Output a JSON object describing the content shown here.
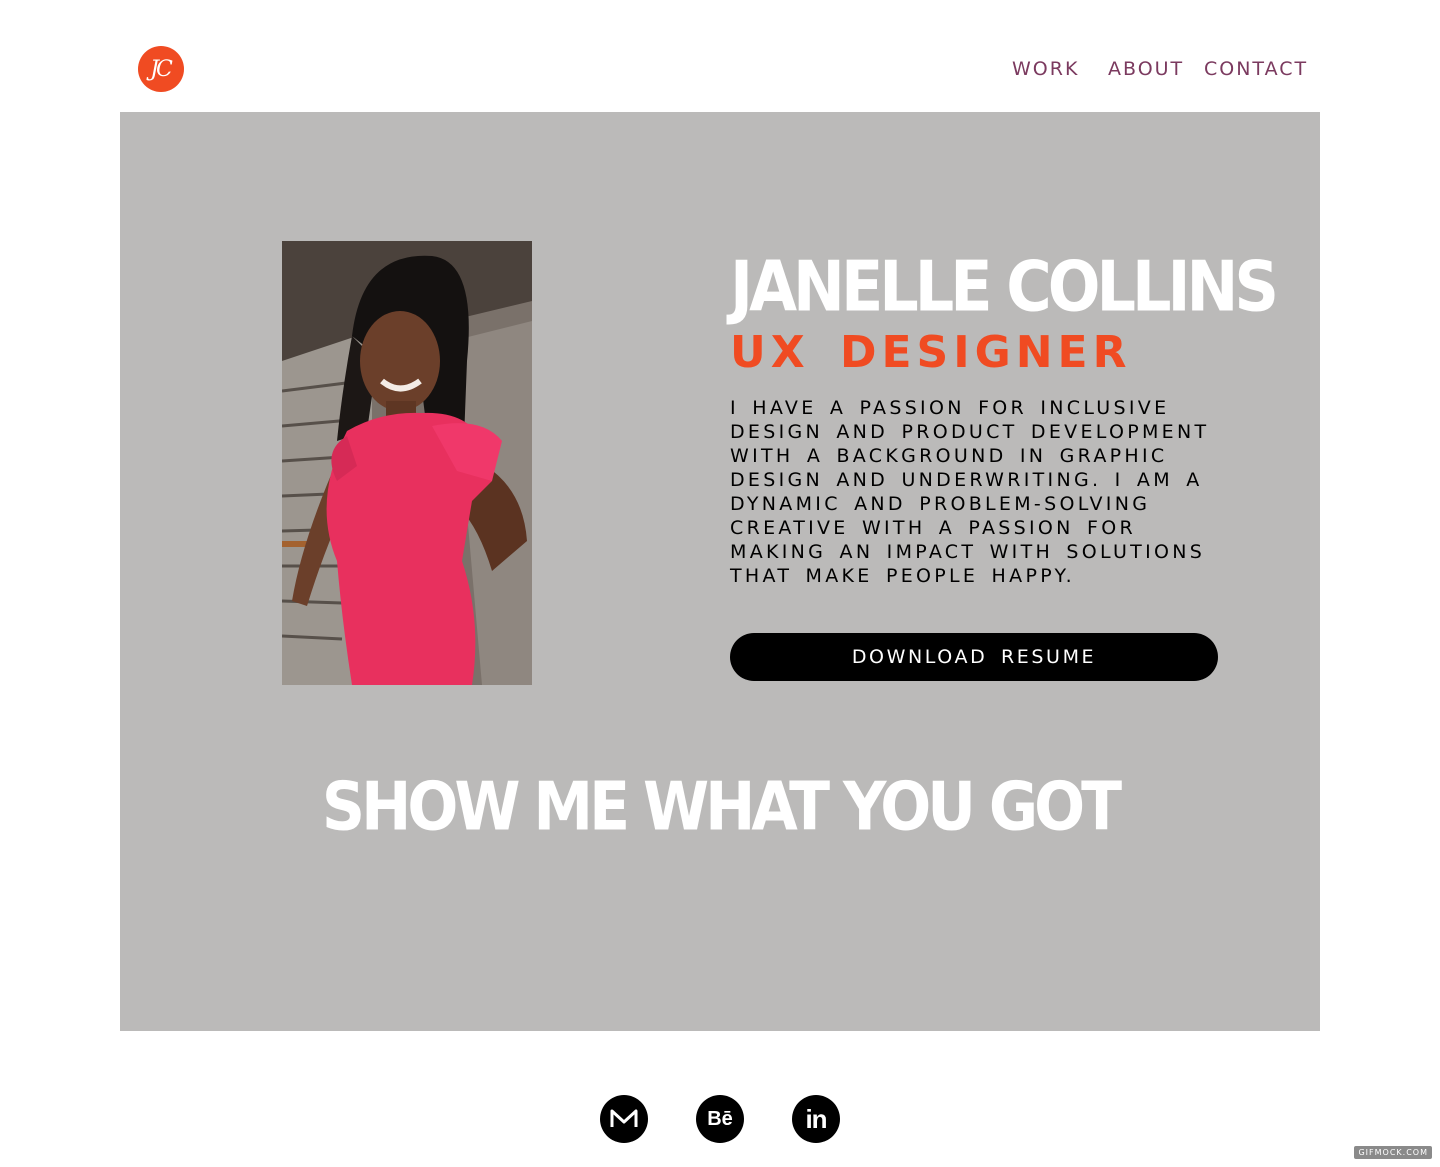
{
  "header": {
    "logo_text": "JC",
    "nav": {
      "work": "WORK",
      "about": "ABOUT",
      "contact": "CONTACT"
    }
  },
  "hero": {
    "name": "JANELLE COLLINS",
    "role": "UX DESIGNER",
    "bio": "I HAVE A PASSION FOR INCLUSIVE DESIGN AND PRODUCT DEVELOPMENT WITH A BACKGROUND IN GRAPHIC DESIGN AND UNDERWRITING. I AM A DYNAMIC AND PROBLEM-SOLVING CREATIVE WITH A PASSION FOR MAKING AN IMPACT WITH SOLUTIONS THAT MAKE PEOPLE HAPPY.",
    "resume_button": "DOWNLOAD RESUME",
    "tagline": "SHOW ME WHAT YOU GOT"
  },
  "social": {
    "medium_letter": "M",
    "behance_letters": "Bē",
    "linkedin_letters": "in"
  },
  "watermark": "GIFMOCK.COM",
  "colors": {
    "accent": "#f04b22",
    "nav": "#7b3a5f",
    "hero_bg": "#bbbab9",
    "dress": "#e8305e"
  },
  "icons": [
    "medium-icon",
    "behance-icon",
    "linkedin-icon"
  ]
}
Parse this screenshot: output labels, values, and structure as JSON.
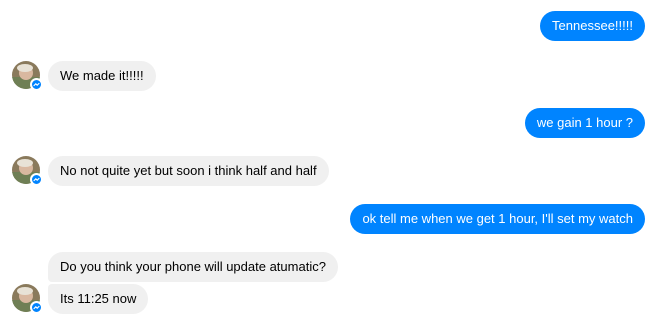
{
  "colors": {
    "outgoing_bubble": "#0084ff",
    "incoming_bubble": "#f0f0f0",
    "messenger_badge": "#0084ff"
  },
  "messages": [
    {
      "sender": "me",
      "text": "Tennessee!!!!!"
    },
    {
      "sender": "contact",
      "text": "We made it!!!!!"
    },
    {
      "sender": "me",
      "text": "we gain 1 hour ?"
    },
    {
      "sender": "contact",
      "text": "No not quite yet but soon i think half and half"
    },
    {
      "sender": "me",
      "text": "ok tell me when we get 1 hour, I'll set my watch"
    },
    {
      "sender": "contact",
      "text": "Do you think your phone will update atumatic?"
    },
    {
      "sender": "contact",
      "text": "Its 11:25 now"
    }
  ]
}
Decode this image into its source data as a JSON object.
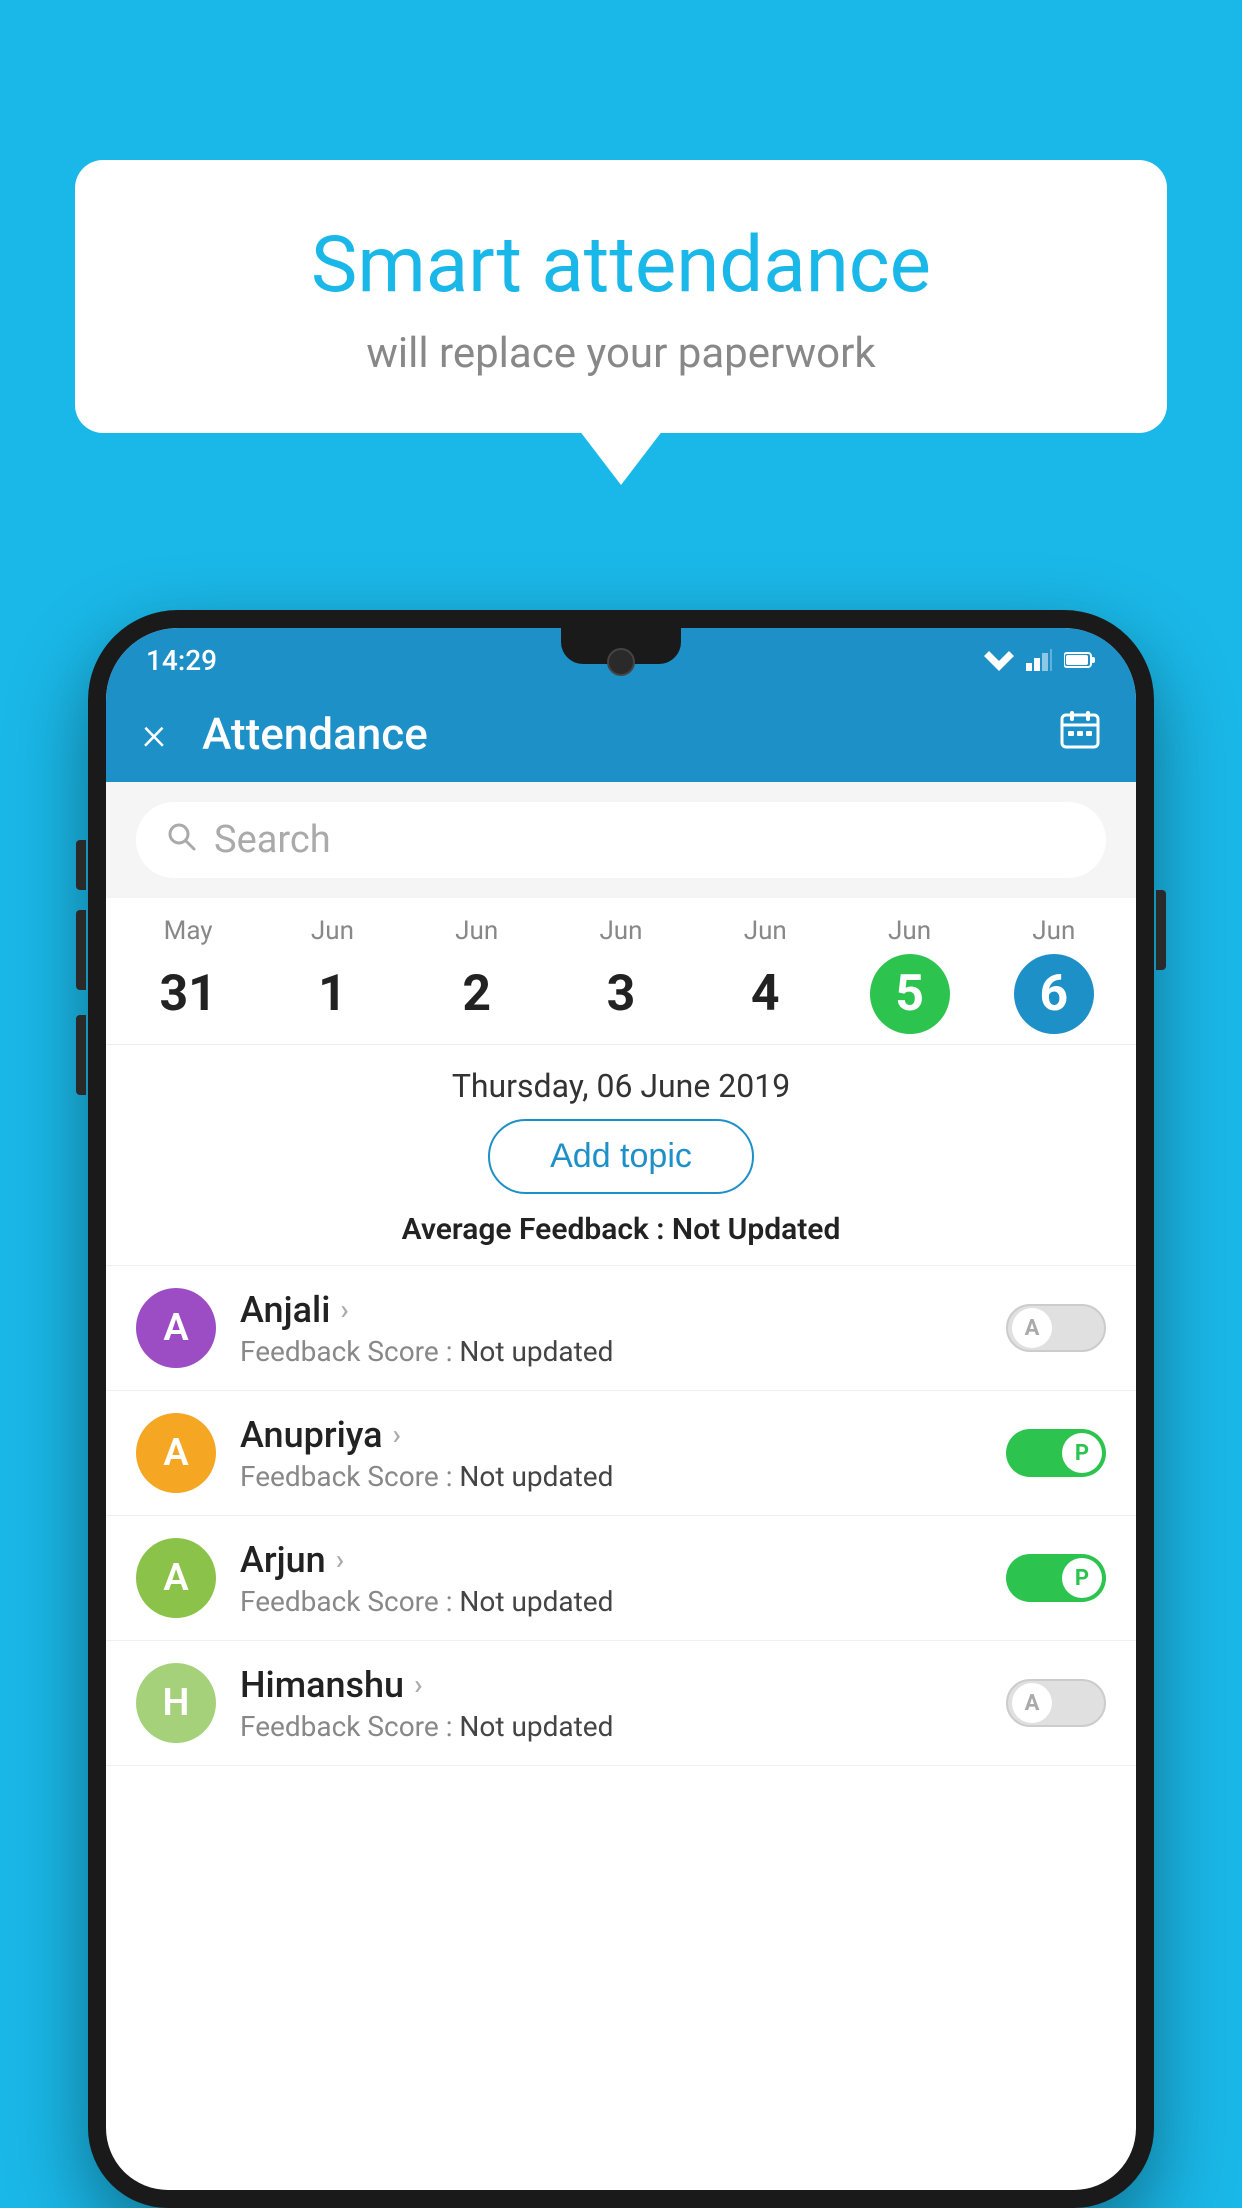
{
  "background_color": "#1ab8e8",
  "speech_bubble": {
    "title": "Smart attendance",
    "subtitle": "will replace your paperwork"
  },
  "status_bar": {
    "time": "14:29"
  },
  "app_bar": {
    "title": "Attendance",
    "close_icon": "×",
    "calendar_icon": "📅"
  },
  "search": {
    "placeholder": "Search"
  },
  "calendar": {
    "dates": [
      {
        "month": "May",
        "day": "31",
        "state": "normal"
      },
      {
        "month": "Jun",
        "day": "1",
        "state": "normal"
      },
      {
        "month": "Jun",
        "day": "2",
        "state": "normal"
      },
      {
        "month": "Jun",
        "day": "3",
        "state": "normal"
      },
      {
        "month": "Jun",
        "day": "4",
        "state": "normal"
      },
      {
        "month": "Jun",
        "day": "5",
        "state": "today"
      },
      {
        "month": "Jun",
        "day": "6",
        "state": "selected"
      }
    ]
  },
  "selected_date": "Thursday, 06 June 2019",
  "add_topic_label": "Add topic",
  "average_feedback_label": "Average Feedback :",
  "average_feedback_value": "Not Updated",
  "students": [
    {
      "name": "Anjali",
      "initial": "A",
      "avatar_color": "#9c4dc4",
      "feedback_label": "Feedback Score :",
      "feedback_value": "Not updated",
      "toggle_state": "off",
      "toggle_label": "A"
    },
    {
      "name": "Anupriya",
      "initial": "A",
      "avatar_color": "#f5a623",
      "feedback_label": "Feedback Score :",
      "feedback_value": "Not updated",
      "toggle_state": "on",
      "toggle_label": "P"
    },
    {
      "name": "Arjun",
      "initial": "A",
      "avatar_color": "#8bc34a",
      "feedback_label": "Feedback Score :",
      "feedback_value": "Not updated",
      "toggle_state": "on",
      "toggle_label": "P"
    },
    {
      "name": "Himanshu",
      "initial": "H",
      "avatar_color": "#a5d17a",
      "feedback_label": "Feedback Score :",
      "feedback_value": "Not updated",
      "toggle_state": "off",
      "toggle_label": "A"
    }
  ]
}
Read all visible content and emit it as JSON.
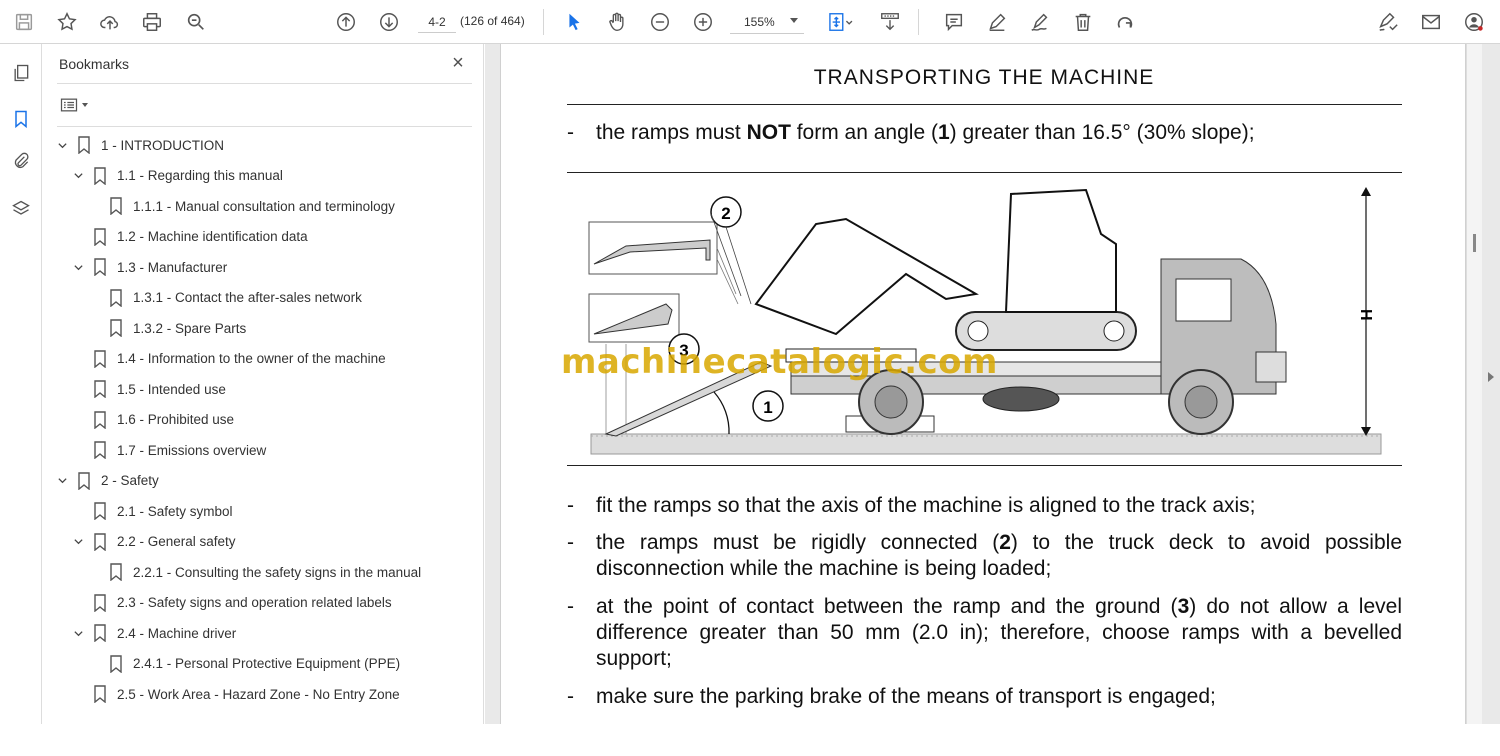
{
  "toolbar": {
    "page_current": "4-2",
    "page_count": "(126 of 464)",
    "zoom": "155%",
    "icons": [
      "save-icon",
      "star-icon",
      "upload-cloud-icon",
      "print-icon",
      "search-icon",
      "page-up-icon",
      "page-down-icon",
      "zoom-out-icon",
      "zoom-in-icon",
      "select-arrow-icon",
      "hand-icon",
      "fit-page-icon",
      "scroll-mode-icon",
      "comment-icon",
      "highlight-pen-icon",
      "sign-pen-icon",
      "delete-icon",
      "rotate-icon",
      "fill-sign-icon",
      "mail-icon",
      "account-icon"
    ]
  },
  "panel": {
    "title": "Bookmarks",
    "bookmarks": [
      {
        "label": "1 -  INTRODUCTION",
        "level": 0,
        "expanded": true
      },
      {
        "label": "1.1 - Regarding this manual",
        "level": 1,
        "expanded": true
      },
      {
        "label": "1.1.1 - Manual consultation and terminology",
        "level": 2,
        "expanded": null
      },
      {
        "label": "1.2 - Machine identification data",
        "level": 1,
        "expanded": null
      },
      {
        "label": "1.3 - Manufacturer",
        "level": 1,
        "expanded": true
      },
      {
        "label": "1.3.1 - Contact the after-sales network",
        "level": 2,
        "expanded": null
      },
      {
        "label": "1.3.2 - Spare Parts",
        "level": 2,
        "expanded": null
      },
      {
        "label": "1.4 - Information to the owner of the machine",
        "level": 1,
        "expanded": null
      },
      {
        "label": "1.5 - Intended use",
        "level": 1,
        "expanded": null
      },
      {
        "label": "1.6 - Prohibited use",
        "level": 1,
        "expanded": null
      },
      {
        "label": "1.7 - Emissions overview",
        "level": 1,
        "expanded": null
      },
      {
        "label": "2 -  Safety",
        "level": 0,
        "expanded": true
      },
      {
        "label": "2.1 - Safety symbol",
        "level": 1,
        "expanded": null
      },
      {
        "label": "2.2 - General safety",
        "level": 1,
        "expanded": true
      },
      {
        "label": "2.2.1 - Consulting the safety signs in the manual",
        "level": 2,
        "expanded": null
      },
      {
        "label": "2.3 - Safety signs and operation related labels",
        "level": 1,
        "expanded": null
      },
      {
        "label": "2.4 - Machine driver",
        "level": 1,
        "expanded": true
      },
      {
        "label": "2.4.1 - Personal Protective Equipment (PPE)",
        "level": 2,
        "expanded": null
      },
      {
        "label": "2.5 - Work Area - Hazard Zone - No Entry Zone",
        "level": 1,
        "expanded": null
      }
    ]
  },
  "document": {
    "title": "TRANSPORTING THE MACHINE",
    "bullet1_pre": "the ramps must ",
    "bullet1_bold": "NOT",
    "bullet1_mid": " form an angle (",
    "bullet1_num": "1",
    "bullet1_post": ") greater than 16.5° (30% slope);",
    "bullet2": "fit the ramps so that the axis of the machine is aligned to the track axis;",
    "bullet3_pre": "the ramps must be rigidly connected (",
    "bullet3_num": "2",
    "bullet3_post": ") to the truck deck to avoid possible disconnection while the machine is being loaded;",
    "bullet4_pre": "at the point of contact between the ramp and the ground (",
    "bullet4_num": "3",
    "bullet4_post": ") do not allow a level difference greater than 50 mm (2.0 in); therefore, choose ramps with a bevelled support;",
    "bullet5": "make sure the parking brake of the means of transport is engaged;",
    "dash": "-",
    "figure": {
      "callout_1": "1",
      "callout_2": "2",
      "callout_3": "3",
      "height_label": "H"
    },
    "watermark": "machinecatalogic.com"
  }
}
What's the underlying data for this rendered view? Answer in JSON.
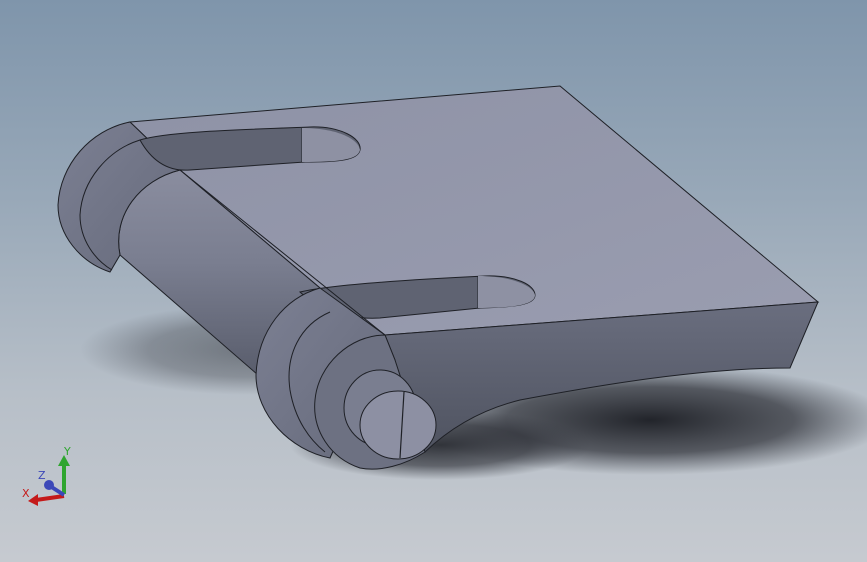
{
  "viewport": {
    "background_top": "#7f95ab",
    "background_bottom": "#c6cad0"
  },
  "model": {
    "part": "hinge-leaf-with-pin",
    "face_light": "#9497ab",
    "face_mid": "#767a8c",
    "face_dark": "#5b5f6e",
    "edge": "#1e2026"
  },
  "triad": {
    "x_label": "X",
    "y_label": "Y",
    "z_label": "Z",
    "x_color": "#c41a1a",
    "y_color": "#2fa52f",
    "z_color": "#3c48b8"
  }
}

━━━━

What you should do = Out of the records, collect only those lines that contain the string "content".

Completed task =
Output a JSON object describing the content shown here.
Read all visible content and emit it as JSON.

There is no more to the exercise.